DESCRIPTION OF THE TASK: Quote the records that follow in full and exactly; leave out the pictures.

####

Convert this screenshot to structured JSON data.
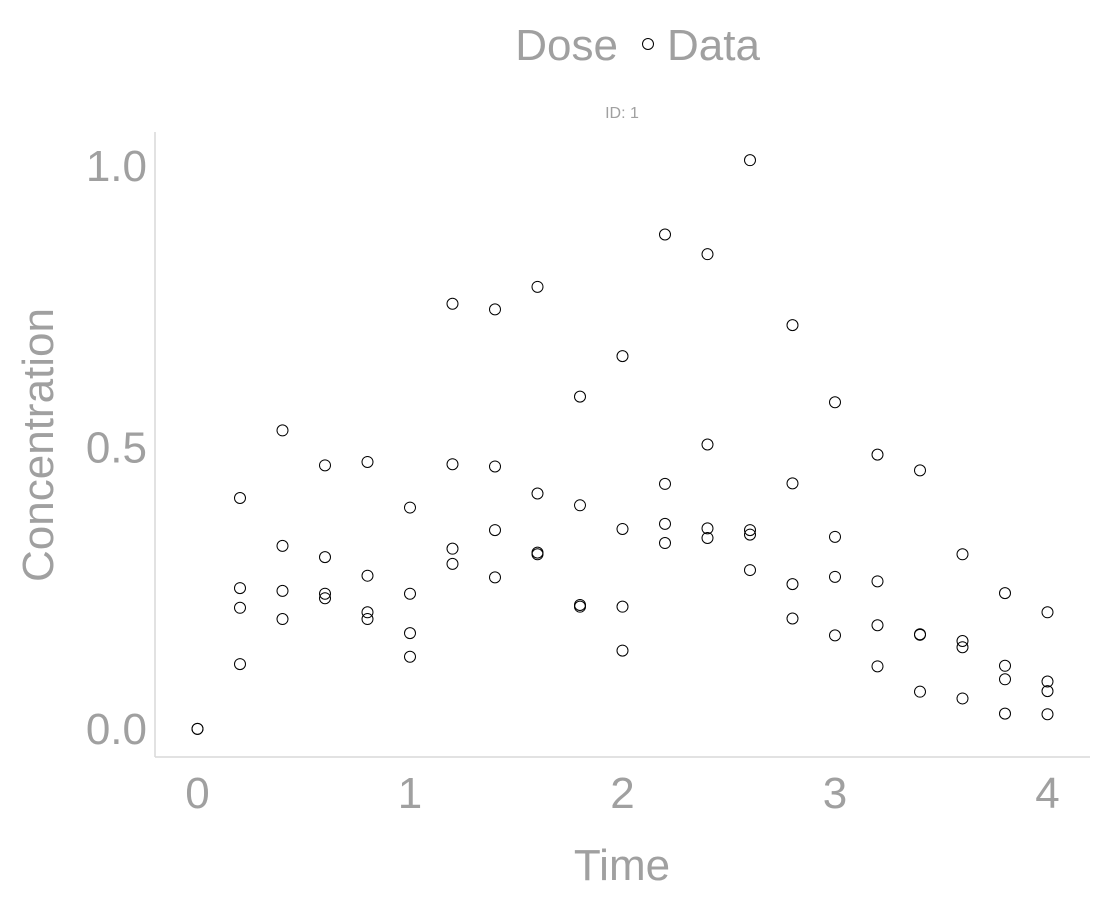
{
  "chart_data": {
    "type": "scatter",
    "legend": {
      "title": "Dose",
      "entries": [
        {
          "label": "Data",
          "marker": "open-circle"
        }
      ],
      "placement": "top"
    },
    "panel_strip": "ID: 1",
    "xlabel": "Time",
    "ylabel": "Concentration",
    "xlim": [
      -0.2,
      4.2
    ],
    "ylim": [
      -0.05,
      1.06
    ],
    "xticks": [
      0,
      1,
      2,
      3,
      4
    ],
    "xtick_labels": [
      "0",
      "1",
      "2",
      "3",
      "4"
    ],
    "yticks": [
      0.0,
      0.5,
      1.0
    ],
    "ytick_labels": [
      "0.0",
      "0.5",
      "1.0"
    ],
    "grid": false,
    "colors": {
      "text": "#a0a0a0",
      "axis": "#d9d9d9",
      "marker": "#000000"
    },
    "series": [
      {
        "marker": "open-circle",
        "points": [
          [
            0.0,
            0.0
          ],
          [
            0.0,
            0.0
          ],
          [
            0.2,
            0.41
          ],
          [
            0.2,
            0.25
          ],
          [
            0.2,
            0.215
          ],
          [
            0.2,
            0.115
          ],
          [
            0.4,
            0.53
          ],
          [
            0.4,
            0.325
          ],
          [
            0.4,
            0.245
          ],
          [
            0.4,
            0.195
          ],
          [
            0.6,
            0.468
          ],
          [
            0.6,
            0.305
          ],
          [
            0.6,
            0.24
          ],
          [
            0.6,
            0.232
          ],
          [
            0.8,
            0.474
          ],
          [
            0.8,
            0.272
          ],
          [
            0.8,
            0.207
          ],
          [
            0.8,
            0.195
          ],
          [
            1.0,
            0.393
          ],
          [
            1.0,
            0.24
          ],
          [
            1.0,
            0.17
          ],
          [
            1.0,
            0.128
          ],
          [
            1.2,
            0.755
          ],
          [
            1.2,
            0.47
          ],
          [
            1.2,
            0.32
          ],
          [
            1.2,
            0.293
          ],
          [
            1.4,
            0.745
          ],
          [
            1.4,
            0.466
          ],
          [
            1.4,
            0.353
          ],
          [
            1.4,
            0.269
          ],
          [
            1.6,
            0.785
          ],
          [
            1.6,
            0.418
          ],
          [
            1.6,
            0.313
          ],
          [
            1.6,
            0.31
          ],
          [
            1.8,
            0.59
          ],
          [
            1.8,
            0.397
          ],
          [
            1.8,
            0.22
          ],
          [
            1.8,
            0.217
          ],
          [
            2.0,
            0.662
          ],
          [
            2.0,
            0.355
          ],
          [
            2.0,
            0.217
          ],
          [
            2.0,
            0.139
          ],
          [
            2.2,
            0.878
          ],
          [
            2.2,
            0.435
          ],
          [
            2.2,
            0.364
          ],
          [
            2.2,
            0.33
          ],
          [
            2.4,
            0.843
          ],
          [
            2.4,
            0.505
          ],
          [
            2.4,
            0.356
          ],
          [
            2.4,
            0.339
          ],
          [
            2.6,
            1.01
          ],
          [
            2.6,
            0.353
          ],
          [
            2.6,
            0.345
          ],
          [
            2.6,
            0.282
          ],
          [
            2.8,
            0.717
          ],
          [
            2.8,
            0.436
          ],
          [
            2.8,
            0.257
          ],
          [
            2.8,
            0.196
          ],
          [
            3.0,
            0.58
          ],
          [
            3.0,
            0.341
          ],
          [
            3.0,
            0.27
          ],
          [
            3.0,
            0.166
          ],
          [
            3.2,
            0.487
          ],
          [
            3.2,
            0.262
          ],
          [
            3.2,
            0.184
          ],
          [
            3.2,
            0.111
          ],
          [
            3.4,
            0.459
          ],
          [
            3.4,
            0.168
          ],
          [
            3.4,
            0.167
          ],
          [
            3.4,
            0.066
          ],
          [
            3.6,
            0.31
          ],
          [
            3.6,
            0.156
          ],
          [
            3.6,
            0.145
          ],
          [
            3.6,
            0.054
          ],
          [
            3.8,
            0.241
          ],
          [
            3.8,
            0.112
          ],
          [
            3.8,
            0.088
          ],
          [
            3.8,
            0.027
          ],
          [
            4.0,
            0.207
          ],
          [
            4.0,
            0.084
          ],
          [
            4.0,
            0.067
          ],
          [
            4.0,
            0.026
          ]
        ]
      }
    ]
  }
}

####

SOLUTION:
Convert this screenshot to structured JSON data.
{
  "chart_data": {
    "type": "scatter",
    "legend": {
      "title": "Dose",
      "entries": [
        {
          "label": "Data",
          "marker": "open-circle"
        }
      ],
      "placement": "top"
    },
    "panel_strip": "ID: 1",
    "xlabel": "Time",
    "ylabel": "Concentration",
    "xlim": [
      -0.2,
      4.2
    ],
    "ylim": [
      -0.05,
      1.06
    ],
    "xticks": [
      0,
      1,
      2,
      3,
      4
    ],
    "xtick_labels": [
      "0",
      "1",
      "2",
      "3",
      "4"
    ],
    "yticks": [
      0.0,
      0.5,
      1.0
    ],
    "ytick_labels": [
      "0.0",
      "0.5",
      "1.0"
    ],
    "grid": false,
    "colors": {
      "text": "#a0a0a0",
      "axis": "#d9d9d9",
      "marker": "#000000"
    },
    "series": [
      {
        "marker": "open-circle",
        "points": [
          [
            0.0,
            0.0
          ],
          [
            0.0,
            0.0
          ],
          [
            0.2,
            0.41
          ],
          [
            0.2,
            0.25
          ],
          [
            0.2,
            0.215
          ],
          [
            0.2,
            0.115
          ],
          [
            0.4,
            0.53
          ],
          [
            0.4,
            0.325
          ],
          [
            0.4,
            0.245
          ],
          [
            0.4,
            0.195
          ],
          [
            0.6,
            0.468
          ],
          [
            0.6,
            0.305
          ],
          [
            0.6,
            0.24
          ],
          [
            0.6,
            0.232
          ],
          [
            0.8,
            0.474
          ],
          [
            0.8,
            0.272
          ],
          [
            0.8,
            0.207
          ],
          [
            0.8,
            0.195
          ],
          [
            1.0,
            0.393
          ],
          [
            1.0,
            0.24
          ],
          [
            1.0,
            0.17
          ],
          [
            1.0,
            0.128
          ],
          [
            1.2,
            0.755
          ],
          [
            1.2,
            0.47
          ],
          [
            1.2,
            0.32
          ],
          [
            1.2,
            0.293
          ],
          [
            1.4,
            0.745
          ],
          [
            1.4,
            0.466
          ],
          [
            1.4,
            0.353
          ],
          [
            1.4,
            0.269
          ],
          [
            1.6,
            0.785
          ],
          [
            1.6,
            0.418
          ],
          [
            1.6,
            0.313
          ],
          [
            1.6,
            0.31
          ],
          [
            1.8,
            0.59
          ],
          [
            1.8,
            0.397
          ],
          [
            1.8,
            0.22
          ],
          [
            1.8,
            0.217
          ],
          [
            2.0,
            0.662
          ],
          [
            2.0,
            0.355
          ],
          [
            2.0,
            0.217
          ],
          [
            2.0,
            0.139
          ],
          [
            2.2,
            0.878
          ],
          [
            2.2,
            0.435
          ],
          [
            2.2,
            0.364
          ],
          [
            2.2,
            0.33
          ],
          [
            2.4,
            0.843
          ],
          [
            2.4,
            0.505
          ],
          [
            2.4,
            0.356
          ],
          [
            2.4,
            0.339
          ],
          [
            2.6,
            1.01
          ],
          [
            2.6,
            0.353
          ],
          [
            2.6,
            0.345
          ],
          [
            2.6,
            0.282
          ],
          [
            2.8,
            0.717
          ],
          [
            2.8,
            0.436
          ],
          [
            2.8,
            0.257
          ],
          [
            2.8,
            0.196
          ],
          [
            3.0,
            0.58
          ],
          [
            3.0,
            0.341
          ],
          [
            3.0,
            0.27
          ],
          [
            3.0,
            0.166
          ],
          [
            3.2,
            0.487
          ],
          [
            3.2,
            0.262
          ],
          [
            3.2,
            0.184
          ],
          [
            3.2,
            0.111
          ],
          [
            3.4,
            0.459
          ],
          [
            3.4,
            0.168
          ],
          [
            3.4,
            0.167
          ],
          [
            3.4,
            0.066
          ],
          [
            3.6,
            0.31
          ],
          [
            3.6,
            0.156
          ],
          [
            3.6,
            0.145
          ],
          [
            3.6,
            0.054
          ],
          [
            3.8,
            0.241
          ],
          [
            3.8,
            0.112
          ],
          [
            3.8,
            0.088
          ],
          [
            3.8,
            0.027
          ],
          [
            4.0,
            0.207
          ],
          [
            4.0,
            0.084
          ],
          [
            4.0,
            0.067
          ],
          [
            4.0,
            0.026
          ]
        ]
      }
    ]
  }
}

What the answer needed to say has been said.